CHALLENGE
Please copy everything from the start of the entries down to the line containing "x-axis-label: Annualised Standard", swapping "scatter-point" for "data-point" and leaving everything else unchanged.

▶

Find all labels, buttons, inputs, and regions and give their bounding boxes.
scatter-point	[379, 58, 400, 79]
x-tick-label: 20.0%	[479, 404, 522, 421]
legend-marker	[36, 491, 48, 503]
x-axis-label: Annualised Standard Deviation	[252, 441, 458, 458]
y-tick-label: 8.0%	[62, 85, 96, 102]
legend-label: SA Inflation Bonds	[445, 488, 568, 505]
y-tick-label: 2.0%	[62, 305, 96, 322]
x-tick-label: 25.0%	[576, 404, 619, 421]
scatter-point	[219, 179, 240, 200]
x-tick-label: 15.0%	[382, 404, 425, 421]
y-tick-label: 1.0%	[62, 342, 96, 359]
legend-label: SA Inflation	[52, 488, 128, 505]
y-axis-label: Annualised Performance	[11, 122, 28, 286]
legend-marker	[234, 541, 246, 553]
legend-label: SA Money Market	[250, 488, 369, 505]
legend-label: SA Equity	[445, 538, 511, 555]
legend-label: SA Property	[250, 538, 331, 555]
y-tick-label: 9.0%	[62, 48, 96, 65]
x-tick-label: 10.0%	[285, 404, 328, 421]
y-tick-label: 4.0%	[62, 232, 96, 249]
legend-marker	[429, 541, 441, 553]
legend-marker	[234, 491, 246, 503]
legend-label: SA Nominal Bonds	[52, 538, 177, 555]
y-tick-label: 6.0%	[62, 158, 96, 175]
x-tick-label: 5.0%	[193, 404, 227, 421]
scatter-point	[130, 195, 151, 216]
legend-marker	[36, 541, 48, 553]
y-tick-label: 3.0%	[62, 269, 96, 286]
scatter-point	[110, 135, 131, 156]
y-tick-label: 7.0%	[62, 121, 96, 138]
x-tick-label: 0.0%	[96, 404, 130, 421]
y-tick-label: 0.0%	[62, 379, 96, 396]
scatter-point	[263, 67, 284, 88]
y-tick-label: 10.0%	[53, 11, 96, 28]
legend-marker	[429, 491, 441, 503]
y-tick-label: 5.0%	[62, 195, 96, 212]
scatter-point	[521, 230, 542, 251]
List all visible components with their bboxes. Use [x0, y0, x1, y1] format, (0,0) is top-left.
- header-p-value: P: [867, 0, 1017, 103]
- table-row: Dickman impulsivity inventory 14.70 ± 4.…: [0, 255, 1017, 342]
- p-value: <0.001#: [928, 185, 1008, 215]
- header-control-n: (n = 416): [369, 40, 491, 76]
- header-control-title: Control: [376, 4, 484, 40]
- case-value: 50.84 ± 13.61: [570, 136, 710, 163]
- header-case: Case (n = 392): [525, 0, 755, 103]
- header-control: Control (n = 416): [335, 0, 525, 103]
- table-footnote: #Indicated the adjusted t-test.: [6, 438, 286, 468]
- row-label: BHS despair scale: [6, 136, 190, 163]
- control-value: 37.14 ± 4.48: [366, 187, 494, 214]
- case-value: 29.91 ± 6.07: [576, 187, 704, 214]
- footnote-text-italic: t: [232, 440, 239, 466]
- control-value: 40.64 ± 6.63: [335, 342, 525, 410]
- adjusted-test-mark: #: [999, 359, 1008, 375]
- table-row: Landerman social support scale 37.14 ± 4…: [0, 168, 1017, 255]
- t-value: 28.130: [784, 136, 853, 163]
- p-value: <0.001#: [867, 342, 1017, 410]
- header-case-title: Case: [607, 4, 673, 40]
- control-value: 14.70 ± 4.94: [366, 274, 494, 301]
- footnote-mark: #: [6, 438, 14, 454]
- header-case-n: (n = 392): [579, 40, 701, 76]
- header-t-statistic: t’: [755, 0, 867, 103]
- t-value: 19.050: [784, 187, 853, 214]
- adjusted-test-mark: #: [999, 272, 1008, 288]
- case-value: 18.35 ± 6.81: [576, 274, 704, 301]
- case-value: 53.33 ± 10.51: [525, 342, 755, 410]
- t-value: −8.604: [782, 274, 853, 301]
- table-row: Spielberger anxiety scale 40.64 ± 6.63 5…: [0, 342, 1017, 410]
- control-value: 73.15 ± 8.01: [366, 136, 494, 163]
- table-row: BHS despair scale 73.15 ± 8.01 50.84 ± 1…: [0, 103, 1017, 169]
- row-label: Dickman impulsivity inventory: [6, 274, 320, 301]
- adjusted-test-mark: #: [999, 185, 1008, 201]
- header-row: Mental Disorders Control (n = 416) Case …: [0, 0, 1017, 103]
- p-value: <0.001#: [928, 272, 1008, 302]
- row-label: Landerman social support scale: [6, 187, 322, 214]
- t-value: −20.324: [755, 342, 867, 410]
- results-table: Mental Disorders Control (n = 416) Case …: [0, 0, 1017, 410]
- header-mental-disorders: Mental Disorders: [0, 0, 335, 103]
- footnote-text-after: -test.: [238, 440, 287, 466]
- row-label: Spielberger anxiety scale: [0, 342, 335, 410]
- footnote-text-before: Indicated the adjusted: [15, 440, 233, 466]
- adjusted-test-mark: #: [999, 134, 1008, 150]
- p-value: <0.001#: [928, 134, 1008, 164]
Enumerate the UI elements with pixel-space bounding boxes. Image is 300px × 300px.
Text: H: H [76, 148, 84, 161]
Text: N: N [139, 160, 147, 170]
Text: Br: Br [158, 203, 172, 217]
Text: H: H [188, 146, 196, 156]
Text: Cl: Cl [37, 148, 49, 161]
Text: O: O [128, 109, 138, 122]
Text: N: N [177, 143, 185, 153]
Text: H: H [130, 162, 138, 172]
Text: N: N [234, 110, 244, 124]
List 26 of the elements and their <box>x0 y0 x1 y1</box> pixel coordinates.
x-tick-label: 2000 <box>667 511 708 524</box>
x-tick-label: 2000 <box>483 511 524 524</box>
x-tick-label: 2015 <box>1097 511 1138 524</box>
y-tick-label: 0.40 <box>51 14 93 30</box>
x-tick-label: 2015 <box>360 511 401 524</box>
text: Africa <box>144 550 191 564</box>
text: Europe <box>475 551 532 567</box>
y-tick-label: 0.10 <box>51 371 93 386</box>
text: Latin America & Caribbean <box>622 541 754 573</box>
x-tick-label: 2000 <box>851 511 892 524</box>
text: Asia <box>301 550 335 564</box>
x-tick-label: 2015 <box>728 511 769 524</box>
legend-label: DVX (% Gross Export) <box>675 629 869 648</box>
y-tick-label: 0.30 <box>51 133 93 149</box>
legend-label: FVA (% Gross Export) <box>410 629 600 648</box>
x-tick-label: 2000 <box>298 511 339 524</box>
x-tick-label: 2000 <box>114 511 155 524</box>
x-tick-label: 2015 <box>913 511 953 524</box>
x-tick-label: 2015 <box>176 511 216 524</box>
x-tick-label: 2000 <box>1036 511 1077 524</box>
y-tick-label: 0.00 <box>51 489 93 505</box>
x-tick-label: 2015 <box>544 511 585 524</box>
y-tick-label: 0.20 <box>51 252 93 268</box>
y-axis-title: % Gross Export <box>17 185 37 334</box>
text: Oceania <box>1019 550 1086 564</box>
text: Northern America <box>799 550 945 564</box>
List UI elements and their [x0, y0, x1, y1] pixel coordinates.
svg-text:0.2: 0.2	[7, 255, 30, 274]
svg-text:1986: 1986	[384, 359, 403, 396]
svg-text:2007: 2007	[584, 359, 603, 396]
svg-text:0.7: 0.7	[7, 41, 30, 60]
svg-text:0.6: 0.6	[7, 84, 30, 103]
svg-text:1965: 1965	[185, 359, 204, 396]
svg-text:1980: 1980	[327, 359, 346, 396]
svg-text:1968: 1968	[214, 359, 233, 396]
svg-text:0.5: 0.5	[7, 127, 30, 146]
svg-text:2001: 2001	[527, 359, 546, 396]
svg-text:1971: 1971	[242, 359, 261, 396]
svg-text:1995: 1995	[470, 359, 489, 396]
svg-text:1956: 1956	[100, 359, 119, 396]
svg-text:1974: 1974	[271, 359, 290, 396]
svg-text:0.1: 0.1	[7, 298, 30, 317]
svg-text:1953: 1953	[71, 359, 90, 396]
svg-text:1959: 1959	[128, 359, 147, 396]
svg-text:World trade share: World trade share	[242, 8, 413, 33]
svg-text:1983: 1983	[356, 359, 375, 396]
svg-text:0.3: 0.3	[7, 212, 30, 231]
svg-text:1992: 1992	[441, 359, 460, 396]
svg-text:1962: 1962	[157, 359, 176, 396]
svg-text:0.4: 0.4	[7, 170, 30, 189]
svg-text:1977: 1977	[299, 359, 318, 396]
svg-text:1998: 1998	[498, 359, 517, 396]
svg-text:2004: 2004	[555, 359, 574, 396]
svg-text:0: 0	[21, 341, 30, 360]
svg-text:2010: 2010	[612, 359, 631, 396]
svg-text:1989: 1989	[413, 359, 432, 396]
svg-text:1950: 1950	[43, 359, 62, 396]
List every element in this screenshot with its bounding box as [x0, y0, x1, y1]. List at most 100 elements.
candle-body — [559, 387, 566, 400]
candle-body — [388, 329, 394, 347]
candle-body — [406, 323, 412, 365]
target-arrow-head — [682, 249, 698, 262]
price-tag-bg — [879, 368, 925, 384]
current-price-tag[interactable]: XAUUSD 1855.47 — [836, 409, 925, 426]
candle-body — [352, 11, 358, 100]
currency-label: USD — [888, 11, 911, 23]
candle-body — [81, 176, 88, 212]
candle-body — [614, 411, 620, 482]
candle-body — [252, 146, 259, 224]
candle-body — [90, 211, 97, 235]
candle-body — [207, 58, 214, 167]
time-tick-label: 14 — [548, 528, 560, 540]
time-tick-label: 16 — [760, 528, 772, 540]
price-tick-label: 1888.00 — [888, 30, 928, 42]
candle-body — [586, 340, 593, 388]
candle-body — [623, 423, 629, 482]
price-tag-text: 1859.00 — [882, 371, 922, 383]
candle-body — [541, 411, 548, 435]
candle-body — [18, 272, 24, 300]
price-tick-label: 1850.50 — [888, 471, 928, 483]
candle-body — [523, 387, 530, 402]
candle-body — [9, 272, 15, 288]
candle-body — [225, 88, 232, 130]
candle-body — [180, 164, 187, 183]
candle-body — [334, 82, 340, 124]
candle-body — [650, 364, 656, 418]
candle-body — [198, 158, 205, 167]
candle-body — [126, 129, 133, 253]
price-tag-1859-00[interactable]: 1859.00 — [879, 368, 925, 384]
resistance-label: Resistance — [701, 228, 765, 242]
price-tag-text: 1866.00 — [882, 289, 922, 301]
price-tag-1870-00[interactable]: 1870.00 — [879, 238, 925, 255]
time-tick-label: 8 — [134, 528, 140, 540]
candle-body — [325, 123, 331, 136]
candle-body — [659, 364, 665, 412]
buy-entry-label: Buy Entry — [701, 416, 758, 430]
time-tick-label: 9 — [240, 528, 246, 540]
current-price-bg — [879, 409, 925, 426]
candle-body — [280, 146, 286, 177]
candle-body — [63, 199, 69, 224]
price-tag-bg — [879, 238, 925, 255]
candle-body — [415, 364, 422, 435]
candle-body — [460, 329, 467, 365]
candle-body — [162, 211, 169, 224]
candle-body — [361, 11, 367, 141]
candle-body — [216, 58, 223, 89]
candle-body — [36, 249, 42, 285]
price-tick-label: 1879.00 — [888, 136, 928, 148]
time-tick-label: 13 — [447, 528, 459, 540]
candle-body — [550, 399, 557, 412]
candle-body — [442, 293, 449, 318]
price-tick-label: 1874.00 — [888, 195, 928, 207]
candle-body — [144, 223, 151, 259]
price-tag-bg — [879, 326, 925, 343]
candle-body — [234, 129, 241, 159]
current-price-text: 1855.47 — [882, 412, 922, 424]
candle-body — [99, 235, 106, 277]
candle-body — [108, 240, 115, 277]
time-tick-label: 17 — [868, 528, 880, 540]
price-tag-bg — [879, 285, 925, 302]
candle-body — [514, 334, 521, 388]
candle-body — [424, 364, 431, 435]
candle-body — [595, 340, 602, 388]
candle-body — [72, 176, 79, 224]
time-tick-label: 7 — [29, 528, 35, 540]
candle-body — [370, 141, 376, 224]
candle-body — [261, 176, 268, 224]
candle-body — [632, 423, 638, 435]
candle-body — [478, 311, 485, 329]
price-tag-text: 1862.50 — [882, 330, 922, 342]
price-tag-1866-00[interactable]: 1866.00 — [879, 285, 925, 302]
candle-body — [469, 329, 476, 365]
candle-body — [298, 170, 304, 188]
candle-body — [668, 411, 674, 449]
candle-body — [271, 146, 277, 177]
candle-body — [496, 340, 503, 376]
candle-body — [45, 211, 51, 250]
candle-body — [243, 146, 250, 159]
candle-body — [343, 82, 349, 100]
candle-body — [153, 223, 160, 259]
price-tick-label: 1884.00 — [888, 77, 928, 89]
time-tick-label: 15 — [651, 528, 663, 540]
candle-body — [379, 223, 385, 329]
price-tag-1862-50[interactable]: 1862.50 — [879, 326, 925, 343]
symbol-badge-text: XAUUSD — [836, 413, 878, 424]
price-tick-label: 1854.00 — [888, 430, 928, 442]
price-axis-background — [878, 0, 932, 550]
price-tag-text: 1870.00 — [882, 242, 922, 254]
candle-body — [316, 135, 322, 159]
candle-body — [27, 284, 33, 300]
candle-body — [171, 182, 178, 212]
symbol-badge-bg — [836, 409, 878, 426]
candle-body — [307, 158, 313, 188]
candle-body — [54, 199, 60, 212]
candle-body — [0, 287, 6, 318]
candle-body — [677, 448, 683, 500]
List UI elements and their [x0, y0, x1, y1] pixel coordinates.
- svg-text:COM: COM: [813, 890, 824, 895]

◀

WRITTEN RESPONSE
Find all labels, buttons, inputs, and regions and give their bounding boxes.
data-point	[379, 58, 400, 79]
x-tick-label: 20.0%	[479, 404, 522, 421]
legend-marker	[36, 491, 48, 503]
x-axis-label: Annualised Standard Deviation	[252, 441, 458, 458]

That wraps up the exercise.